- [What the exercise asks]
Search the records for the word "euro" and pick out every line that has it.

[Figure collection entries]
▬▬▬
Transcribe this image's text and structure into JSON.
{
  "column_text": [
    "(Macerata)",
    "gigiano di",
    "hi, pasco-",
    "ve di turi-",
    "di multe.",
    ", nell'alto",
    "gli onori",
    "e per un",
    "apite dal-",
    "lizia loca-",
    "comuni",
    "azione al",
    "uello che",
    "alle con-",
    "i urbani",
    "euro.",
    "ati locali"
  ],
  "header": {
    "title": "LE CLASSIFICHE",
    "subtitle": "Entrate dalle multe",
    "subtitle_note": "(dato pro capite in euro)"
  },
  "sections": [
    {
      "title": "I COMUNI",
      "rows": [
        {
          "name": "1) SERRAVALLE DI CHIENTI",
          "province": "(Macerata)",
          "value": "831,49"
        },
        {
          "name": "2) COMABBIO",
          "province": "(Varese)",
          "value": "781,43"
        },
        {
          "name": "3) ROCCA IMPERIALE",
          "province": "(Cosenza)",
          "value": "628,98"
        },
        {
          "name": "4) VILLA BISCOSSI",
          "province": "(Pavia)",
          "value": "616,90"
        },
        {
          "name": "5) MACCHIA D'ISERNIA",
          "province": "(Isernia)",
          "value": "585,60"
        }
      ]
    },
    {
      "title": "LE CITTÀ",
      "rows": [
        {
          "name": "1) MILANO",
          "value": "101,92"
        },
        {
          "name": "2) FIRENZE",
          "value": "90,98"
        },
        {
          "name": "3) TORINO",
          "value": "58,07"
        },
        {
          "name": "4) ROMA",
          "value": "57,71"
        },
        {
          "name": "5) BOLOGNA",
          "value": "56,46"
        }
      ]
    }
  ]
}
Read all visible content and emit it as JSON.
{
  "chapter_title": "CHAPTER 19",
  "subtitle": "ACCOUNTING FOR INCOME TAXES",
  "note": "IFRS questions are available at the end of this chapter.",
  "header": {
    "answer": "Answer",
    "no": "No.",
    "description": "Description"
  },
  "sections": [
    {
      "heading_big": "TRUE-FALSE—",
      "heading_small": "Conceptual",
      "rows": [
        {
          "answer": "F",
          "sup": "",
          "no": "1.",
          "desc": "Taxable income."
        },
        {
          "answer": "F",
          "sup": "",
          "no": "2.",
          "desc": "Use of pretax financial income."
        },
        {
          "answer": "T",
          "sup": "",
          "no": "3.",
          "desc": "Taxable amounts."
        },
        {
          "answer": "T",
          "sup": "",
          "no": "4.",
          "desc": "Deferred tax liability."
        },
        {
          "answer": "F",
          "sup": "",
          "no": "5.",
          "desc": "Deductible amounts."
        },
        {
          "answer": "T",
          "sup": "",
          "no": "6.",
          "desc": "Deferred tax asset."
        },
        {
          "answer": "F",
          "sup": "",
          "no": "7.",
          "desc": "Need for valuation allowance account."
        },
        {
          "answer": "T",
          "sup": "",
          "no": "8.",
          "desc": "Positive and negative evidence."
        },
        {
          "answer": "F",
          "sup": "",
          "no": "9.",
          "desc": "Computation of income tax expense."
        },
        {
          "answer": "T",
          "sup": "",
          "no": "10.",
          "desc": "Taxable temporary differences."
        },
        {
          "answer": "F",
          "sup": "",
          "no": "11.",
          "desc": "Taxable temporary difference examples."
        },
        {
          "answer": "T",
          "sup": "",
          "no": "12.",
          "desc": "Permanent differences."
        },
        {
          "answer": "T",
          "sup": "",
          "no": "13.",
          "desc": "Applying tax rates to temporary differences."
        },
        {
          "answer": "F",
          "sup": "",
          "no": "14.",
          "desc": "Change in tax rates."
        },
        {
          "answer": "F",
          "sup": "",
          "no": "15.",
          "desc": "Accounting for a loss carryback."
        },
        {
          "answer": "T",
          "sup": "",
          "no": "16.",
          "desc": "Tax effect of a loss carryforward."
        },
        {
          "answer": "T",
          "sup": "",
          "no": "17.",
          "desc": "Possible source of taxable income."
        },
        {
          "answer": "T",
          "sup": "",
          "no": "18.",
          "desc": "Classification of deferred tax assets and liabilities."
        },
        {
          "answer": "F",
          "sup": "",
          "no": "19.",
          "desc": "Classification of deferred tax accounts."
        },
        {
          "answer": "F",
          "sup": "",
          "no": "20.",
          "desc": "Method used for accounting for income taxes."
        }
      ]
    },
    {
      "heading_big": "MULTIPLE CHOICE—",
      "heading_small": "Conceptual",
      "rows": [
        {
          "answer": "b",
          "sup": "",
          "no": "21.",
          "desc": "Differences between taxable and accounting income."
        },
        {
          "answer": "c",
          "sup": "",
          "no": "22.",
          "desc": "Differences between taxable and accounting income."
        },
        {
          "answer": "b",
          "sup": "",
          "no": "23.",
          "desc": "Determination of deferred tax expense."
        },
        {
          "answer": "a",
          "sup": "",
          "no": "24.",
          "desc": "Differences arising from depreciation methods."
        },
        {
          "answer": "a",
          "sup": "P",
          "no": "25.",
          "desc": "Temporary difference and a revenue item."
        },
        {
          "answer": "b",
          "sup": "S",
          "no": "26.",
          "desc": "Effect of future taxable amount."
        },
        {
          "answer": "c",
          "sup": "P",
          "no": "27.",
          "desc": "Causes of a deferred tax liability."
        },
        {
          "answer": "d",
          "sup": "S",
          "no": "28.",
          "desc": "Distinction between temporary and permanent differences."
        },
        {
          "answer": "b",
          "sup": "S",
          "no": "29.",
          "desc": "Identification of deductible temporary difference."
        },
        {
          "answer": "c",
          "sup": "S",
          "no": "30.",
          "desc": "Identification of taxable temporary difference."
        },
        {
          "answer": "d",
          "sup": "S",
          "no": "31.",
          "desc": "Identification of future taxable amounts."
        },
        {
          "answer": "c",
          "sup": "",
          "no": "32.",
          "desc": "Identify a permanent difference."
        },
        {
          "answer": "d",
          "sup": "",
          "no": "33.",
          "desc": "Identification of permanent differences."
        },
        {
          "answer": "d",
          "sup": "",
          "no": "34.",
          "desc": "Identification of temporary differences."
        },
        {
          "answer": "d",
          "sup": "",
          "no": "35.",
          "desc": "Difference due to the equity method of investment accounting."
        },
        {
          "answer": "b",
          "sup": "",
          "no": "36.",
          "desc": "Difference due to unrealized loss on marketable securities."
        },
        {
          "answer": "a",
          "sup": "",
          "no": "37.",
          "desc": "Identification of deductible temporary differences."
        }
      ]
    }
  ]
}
▬▬▬
- [Solved problem]
    "euro.",
    "subtitle_note": "(dato pro capite in euro)"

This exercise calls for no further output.